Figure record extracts

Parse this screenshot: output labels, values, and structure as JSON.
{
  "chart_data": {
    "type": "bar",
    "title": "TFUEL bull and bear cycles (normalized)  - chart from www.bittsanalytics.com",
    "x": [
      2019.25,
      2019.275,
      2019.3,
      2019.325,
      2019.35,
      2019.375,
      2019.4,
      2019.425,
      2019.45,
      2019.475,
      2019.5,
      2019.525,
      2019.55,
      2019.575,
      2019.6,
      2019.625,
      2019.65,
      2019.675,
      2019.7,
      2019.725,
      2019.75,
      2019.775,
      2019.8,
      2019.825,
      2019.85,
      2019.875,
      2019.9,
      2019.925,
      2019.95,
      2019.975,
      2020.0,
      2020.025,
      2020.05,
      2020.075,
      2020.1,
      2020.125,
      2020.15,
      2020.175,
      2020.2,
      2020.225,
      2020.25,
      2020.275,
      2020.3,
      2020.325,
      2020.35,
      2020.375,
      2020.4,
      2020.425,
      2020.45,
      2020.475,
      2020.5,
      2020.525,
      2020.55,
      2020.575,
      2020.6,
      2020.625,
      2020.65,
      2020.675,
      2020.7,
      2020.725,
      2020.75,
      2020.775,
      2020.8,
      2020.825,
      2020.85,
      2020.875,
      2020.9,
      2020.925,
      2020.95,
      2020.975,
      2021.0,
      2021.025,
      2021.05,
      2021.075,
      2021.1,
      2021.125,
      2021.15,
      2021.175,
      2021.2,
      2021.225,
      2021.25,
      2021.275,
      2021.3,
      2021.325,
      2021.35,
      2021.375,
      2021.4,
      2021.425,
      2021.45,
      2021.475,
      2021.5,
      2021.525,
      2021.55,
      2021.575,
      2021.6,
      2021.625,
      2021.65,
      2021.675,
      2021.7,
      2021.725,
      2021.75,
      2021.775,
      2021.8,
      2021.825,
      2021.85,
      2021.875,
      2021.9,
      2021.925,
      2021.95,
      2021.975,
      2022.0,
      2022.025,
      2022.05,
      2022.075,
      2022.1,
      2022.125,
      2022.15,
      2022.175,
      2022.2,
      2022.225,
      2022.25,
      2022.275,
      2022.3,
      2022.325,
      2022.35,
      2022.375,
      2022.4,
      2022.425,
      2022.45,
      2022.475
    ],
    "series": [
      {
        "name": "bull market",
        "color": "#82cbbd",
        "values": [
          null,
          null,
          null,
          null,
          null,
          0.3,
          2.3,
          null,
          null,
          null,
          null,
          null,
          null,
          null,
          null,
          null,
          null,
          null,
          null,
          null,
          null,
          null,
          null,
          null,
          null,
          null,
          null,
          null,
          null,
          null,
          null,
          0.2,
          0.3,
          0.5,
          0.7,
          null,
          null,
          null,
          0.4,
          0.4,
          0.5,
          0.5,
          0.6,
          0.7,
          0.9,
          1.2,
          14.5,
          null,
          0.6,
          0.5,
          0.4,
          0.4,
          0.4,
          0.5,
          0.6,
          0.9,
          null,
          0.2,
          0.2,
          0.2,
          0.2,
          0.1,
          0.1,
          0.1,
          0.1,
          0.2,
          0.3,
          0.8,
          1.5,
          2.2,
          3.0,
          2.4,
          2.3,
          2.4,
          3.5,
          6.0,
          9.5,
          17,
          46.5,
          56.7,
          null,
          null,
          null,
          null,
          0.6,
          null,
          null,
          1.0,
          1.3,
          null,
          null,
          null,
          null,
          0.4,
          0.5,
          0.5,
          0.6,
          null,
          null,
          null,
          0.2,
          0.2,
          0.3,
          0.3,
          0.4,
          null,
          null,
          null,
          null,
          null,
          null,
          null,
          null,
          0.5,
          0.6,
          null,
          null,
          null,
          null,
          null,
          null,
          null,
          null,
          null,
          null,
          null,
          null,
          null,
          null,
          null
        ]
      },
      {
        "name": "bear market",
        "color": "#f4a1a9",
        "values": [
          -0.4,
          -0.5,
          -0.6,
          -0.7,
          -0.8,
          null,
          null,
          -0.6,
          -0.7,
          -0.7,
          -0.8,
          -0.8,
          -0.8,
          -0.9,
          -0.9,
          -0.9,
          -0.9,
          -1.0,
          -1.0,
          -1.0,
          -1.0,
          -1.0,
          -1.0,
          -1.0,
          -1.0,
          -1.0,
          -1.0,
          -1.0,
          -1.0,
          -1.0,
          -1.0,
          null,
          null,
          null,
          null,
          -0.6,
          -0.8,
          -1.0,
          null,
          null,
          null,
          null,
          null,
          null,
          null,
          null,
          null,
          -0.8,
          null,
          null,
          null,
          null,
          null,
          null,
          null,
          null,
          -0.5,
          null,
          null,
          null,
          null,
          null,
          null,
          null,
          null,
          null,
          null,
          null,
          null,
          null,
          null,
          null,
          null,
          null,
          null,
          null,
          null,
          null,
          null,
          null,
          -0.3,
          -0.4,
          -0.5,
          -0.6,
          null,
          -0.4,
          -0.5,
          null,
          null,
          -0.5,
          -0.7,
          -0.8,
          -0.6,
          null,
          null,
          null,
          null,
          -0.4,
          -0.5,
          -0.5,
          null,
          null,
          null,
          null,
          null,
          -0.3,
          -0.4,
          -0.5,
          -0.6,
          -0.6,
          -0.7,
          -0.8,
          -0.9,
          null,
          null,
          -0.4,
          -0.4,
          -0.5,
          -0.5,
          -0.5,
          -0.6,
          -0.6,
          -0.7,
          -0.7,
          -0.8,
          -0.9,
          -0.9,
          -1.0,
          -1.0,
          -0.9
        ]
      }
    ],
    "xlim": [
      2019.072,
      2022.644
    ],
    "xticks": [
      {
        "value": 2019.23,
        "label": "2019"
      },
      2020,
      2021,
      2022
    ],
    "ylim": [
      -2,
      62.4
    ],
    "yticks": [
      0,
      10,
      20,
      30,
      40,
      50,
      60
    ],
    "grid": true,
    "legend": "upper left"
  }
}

▶ Work to do
Pick out the lines above that hold the string "bear" and show them.

▶ Exercise response
    "title": "TFUEL bull and bear cycles (normalized)  - chart from www.bittsanalytics.com",
        "name": "bear market",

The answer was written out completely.